▶ [Exercise goal]: Without the pictures, copy all the entries below exactly.

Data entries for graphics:

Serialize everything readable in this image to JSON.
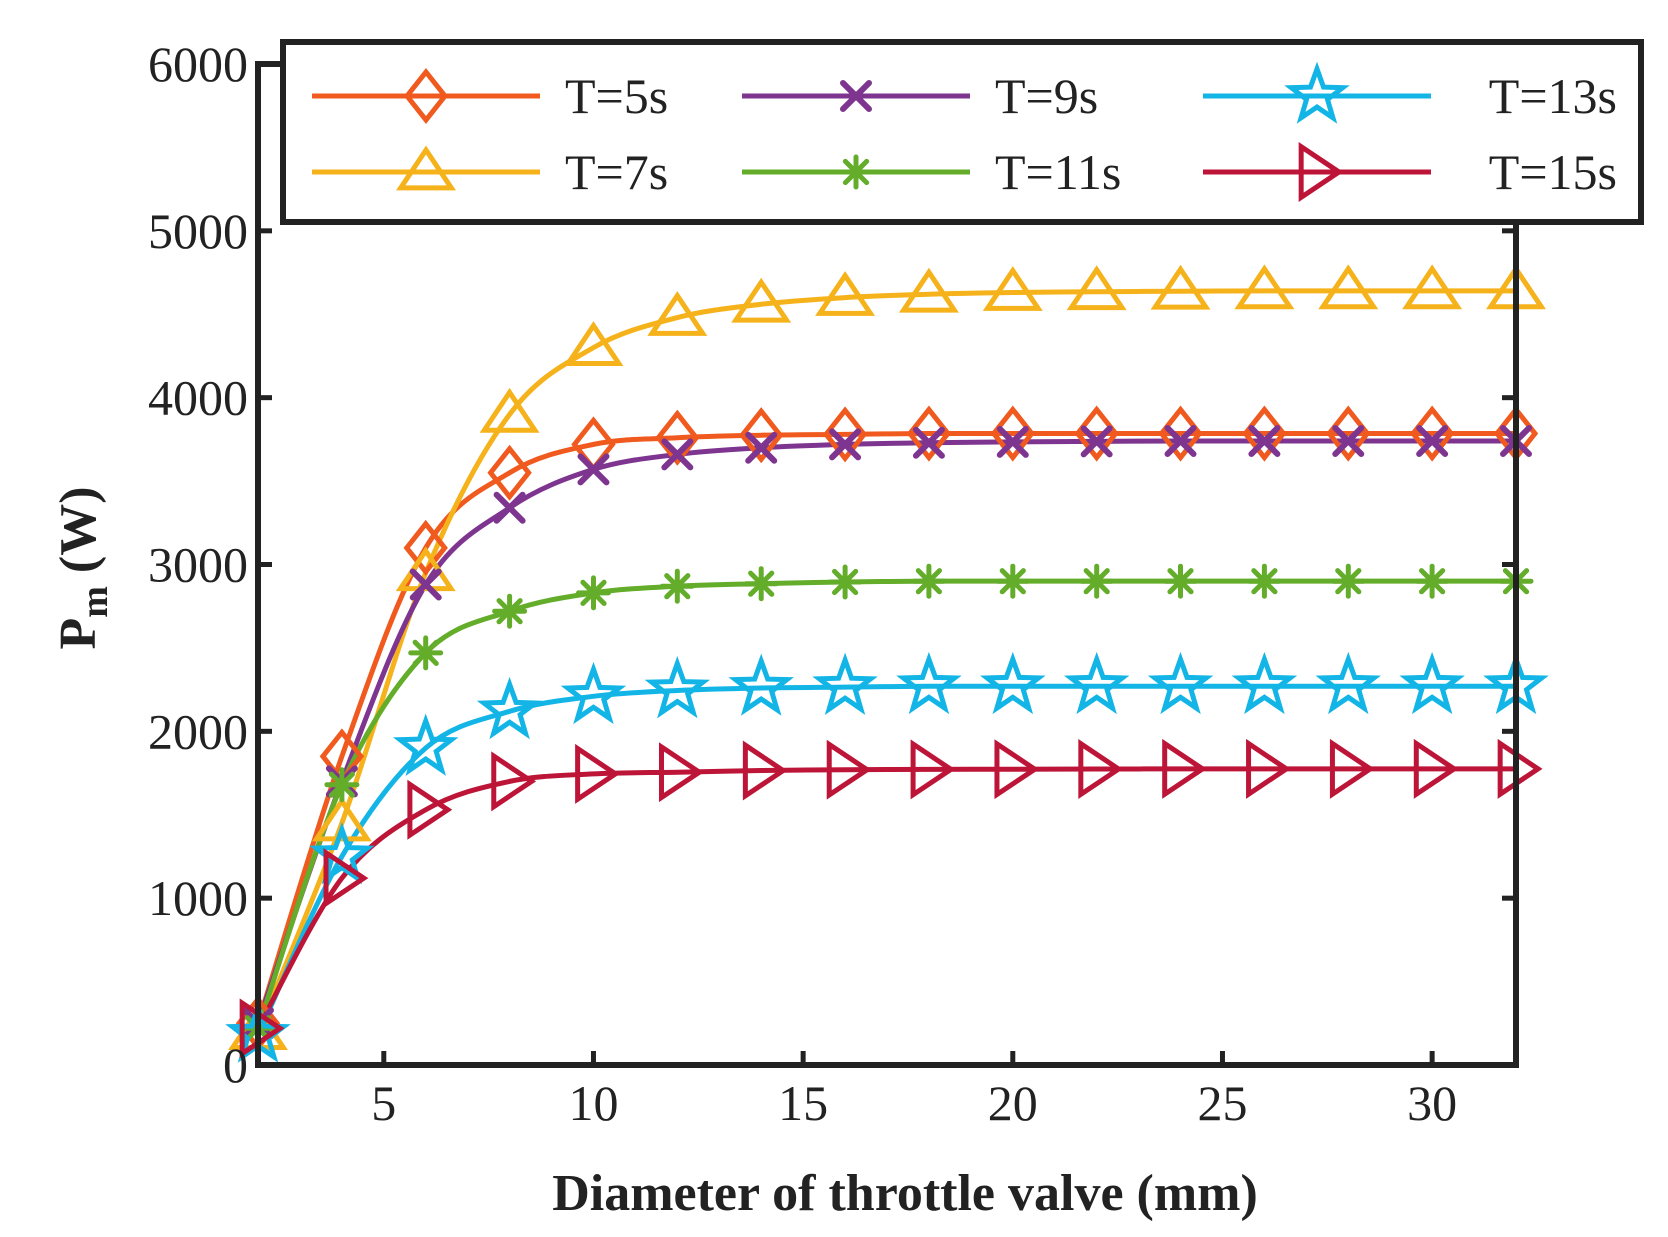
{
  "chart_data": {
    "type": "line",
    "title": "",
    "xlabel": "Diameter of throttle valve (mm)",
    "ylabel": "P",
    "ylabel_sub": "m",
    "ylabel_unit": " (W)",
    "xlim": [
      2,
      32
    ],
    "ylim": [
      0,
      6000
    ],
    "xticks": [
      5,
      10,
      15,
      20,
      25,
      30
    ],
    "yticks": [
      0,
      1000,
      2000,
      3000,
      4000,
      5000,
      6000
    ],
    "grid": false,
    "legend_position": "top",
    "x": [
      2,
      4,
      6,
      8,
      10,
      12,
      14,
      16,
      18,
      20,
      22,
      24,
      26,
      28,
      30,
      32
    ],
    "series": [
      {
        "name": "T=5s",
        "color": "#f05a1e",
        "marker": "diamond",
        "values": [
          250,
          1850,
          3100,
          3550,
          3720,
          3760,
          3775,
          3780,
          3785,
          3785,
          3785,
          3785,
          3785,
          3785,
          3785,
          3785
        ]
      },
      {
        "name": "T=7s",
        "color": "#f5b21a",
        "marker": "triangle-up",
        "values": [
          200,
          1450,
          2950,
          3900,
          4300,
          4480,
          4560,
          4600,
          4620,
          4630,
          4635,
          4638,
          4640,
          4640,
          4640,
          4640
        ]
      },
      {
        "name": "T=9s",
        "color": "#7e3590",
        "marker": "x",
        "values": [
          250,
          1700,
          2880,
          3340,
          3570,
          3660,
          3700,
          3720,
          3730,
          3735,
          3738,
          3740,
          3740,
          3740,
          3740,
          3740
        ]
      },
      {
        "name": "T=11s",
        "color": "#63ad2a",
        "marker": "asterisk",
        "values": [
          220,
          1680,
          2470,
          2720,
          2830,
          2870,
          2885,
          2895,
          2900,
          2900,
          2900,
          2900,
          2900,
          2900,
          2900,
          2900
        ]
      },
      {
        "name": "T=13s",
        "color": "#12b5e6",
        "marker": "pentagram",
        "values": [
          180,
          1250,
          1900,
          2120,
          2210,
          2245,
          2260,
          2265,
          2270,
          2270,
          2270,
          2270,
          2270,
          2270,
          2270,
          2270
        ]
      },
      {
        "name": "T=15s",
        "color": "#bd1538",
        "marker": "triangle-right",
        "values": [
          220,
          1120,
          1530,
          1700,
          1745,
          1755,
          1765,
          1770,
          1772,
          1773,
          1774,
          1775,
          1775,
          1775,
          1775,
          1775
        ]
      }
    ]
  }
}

▶ [Final answer]:
Serialize everything readable in this image to JSON.
{
  "chart_data": {
    "type": "line",
    "title": "",
    "xlabel": "Diameter of throttle valve (mm)",
    "ylabel": "P",
    "ylabel_sub": "m",
    "ylabel_unit": " (W)",
    "xlim": [
      2,
      32
    ],
    "ylim": [
      0,
      6000
    ],
    "xticks": [
      5,
      10,
      15,
      20,
      25,
      30
    ],
    "yticks": [
      0,
      1000,
      2000,
      3000,
      4000,
      5000,
      6000
    ],
    "grid": false,
    "legend_position": "top",
    "x": [
      2,
      4,
      6,
      8,
      10,
      12,
      14,
      16,
      18,
      20,
      22,
      24,
      26,
      28,
      30,
      32
    ],
    "series": [
      {
        "name": "T=5s",
        "color": "#f05a1e",
        "marker": "diamond",
        "values": [
          250,
          1850,
          3100,
          3550,
          3720,
          3760,
          3775,
          3780,
          3785,
          3785,
          3785,
          3785,
          3785,
          3785,
          3785,
          3785
        ]
      },
      {
        "name": "T=7s",
        "color": "#f5b21a",
        "marker": "triangle-up",
        "values": [
          200,
          1450,
          2950,
          3900,
          4300,
          4480,
          4560,
          4600,
          4620,
          4630,
          4635,
          4638,
          4640,
          4640,
          4640,
          4640
        ]
      },
      {
        "name": "T=9s",
        "color": "#7e3590",
        "marker": "x",
        "values": [
          250,
          1700,
          2880,
          3340,
          3570,
          3660,
          3700,
          3720,
          3730,
          3735,
          3738,
          3740,
          3740,
          3740,
          3740,
          3740
        ]
      },
      {
        "name": "T=11s",
        "color": "#63ad2a",
        "marker": "asterisk",
        "values": [
          220,
          1680,
          2470,
          2720,
          2830,
          2870,
          2885,
          2895,
          2900,
          2900,
          2900,
          2900,
          2900,
          2900,
          2900,
          2900
        ]
      },
      {
        "name": "T=13s",
        "color": "#12b5e6",
        "marker": "pentagram",
        "values": [
          180,
          1250,
          1900,
          2120,
          2210,
          2245,
          2260,
          2265,
          2270,
          2270,
          2270,
          2270,
          2270,
          2270,
          2270,
          2270
        ]
      },
      {
        "name": "T=15s",
        "color": "#bd1538",
        "marker": "triangle-right",
        "values": [
          220,
          1120,
          1530,
          1700,
          1745,
          1755,
          1765,
          1770,
          1772,
          1773,
          1774,
          1775,
          1775,
          1775,
          1775,
          1775
        ]
      }
    ]
  }
}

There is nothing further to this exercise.